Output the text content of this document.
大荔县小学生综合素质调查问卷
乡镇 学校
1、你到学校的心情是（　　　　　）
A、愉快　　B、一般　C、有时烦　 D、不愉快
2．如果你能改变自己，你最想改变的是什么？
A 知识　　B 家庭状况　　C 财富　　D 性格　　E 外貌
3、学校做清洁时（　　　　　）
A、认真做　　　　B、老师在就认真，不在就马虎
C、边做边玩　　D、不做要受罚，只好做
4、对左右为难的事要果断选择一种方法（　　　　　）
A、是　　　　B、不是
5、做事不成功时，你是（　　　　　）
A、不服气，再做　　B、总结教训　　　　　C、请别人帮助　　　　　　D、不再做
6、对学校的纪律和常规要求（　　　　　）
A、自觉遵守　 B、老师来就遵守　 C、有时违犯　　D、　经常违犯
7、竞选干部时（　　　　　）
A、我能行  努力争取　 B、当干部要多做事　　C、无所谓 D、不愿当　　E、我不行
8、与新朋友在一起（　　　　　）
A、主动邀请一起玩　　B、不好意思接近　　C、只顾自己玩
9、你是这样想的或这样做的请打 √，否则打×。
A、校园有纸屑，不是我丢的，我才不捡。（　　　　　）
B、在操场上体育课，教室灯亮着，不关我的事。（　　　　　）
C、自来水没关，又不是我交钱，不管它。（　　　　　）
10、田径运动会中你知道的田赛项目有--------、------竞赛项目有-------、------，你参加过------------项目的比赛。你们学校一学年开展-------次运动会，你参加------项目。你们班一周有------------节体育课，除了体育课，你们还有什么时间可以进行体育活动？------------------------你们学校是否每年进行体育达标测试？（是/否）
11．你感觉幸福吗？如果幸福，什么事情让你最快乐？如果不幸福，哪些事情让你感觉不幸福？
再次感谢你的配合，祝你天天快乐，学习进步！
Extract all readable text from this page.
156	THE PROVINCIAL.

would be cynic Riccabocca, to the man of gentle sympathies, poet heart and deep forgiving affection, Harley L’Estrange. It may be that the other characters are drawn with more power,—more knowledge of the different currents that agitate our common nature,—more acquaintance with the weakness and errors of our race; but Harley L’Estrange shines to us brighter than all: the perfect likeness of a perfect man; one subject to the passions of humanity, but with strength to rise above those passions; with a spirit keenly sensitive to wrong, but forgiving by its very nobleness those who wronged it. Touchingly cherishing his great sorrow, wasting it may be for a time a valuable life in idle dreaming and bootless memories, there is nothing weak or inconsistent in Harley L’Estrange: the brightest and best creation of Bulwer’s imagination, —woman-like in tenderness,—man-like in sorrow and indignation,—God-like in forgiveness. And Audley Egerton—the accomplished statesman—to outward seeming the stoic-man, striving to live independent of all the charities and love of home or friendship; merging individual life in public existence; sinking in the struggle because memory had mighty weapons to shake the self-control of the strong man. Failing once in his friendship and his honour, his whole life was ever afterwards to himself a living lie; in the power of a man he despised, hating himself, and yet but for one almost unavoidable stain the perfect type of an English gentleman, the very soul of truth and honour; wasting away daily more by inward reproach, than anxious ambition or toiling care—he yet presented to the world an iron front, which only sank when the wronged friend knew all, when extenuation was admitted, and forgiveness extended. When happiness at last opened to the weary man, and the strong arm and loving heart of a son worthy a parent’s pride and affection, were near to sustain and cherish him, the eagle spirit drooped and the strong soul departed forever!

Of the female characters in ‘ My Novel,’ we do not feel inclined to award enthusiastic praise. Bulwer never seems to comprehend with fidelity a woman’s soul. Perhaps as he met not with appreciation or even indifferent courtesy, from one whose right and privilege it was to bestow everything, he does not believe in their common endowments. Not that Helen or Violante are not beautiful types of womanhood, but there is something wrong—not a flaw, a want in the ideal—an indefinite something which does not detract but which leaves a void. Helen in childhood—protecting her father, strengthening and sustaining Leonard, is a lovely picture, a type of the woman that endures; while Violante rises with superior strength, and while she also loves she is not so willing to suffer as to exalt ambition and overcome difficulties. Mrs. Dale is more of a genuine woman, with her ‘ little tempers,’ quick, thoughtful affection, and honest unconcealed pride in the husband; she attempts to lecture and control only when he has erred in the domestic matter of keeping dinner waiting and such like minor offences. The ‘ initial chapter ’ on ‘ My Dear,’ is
━━━━━━
__Request__: Would you copy out each line exactly as written?

__Expected output__:
Output the text content of this document.
大荔县小学生综合素质调查问卷
乡镇 学校
1、你到学校的心情是（　　　　　）
A、愉快　　B、一般　C、有时烦　 D、不愉快
2．如果你能改变自己，你最想改变的是什么？
A 知识　　B 家庭状况　　C 财富　　D 性格　　E 外貌
3、学校做清洁时（　　　　　）
A、认真做　　　　B、老师在就认真，不在就马虎
C、边做边玩　　D、不做要受罚，只好做
4、对左右为难的事要果断选择一种方法（　　　　　）
A、是　　　　B、不是
5、做事不成功时，你是（　　　　　）
A、不服气，再做　　B、总结教训　　　　　C、请别人帮助　　　　　　D、不再做
6、对学校的纪律和常规要求（　　　　　）
A、自觉遵守　 B、老师来就遵守　 C、有时违犯　　D、　经常违犯
7、竞选干部时（　　　　　）
A、我能行  努力争取　 B、当干部要多做事　　C、无所谓 D、不愿当　　E、我不行
8、与新朋友在一起（　　　　　）
A、主动邀请一起玩　　B、不好意思接近　　C、只顾自己玩
9、你是这样想的或这样做的请打 √，否则打×。
A、校园有纸屑，不是我丢的，我才不捡。（　　　　　）
B、在操场上体育课，教室灯亮着，不关我的事。（　　　　　）
C、自来水没关，又不是我交钱，不管它。（　　　　　）
10、田径运动会中你知道的田赛项目有--------、------竞赛项目有-------、------，你参加过------------项目的比赛。你们学校一学年开展-------次运动会，你参加------项目。你们班一周有------------节体育课，除了体育课，你们还有什么时间可以进行体育活动？------------------------你们学校是否每年进行体育达标测试？（是/否）
11．你感觉幸福吗？如果幸福，什么事情让你最快乐？如果不幸福，哪些事情让你感觉不幸福？
再次感谢你的配合，祝你天天快乐，学习进步！
Extract all readable text from this page.
156	THE PROVINCIAL.

would be cynic Riccabocca, to the man of gentle sympathies, poet heart and deep forgiving affection, Harley L’Estrange. It may be that the other characters are drawn with more power,—more knowledge of the different currents that agitate our common nature,—more acquaintance with the weakness and errors of our race; but Harley L’Estrange shines to us brighter than all: the perfect likeness of a perfect man; one subject to the passions of humanity, but with strength to rise above those passions; with a spirit keenly sensitive to wrong, but forgiving by its very nobleness those who wronged it. Touchingly cherishing his great sorrow, wasting it may be for a time a valuable life in idle dreaming and bootless memories, there is nothing weak or inconsistent in Harley L’Estrange: the brightest and best creation of Bulwer’s imagination, —woman-like in tenderness,—man-like in sorrow and indignation,—God-like in forgiveness. And Audley Egerton—the accomplished statesman—to outward seeming the stoic-man, striving to live independent of all the charities and love of home or friendship; merging individual life in public existence; sinking in the struggle because memory had mighty weapons to shake the self-control of the strong man. Failing once in his friendship and his honour, his whole life was ever afterwards to himself a living lie; in the power of a man he despised, hating himself, and yet but for one almost unavoidable stain the perfect type of an English gentleman, the very soul of truth and honour; wasting away daily more by inward reproach, than anxious ambition or toiling care—he yet presented to the world an iron front, which only sank when the wronged friend knew all, when extenuation was admitted, and forgiveness extended. When happiness at last opened to the weary man, and the strong arm and loving heart of a son worthy a parent’s pride and affection, were near to sustain and cherish him, the eagle spirit drooped and the strong soul departed forever!

Of the female characters in ‘ My Novel,’ we do not feel inclined to award enthusiastic praise. Bulwer never seems to comprehend with fidelity a woman’s soul. Perhaps as he met not with appreciation or even indifferent courtesy, from one whose right and privilege it was to bestow everything, he does not believe in their common endowments. Not that Helen or Violante are not beautiful types of womanhood, but there is something wrong—not a flaw, a want in the ideal—an indefinite something which does not detract but which leaves a void. Helen in childhood—protecting her father, strengthening and sustaining Leonard, is a lovely picture, a type of the woman that endures; while Violante rises with superior strength, and while she also loves she is not so willing to suffer as to exalt ambition and overcome difficulties. Mrs. Dale is more of a genuine woman, with her ‘ little tempers,’ quick, thoughtful affection, and honest unconcealed pride in the husband; she attempts to lecture and control only when he has erred in the domestic matter of keeping dinner waiting and such like minor offences. The ‘ initial chapter ’ on ‘ My Dear,’ is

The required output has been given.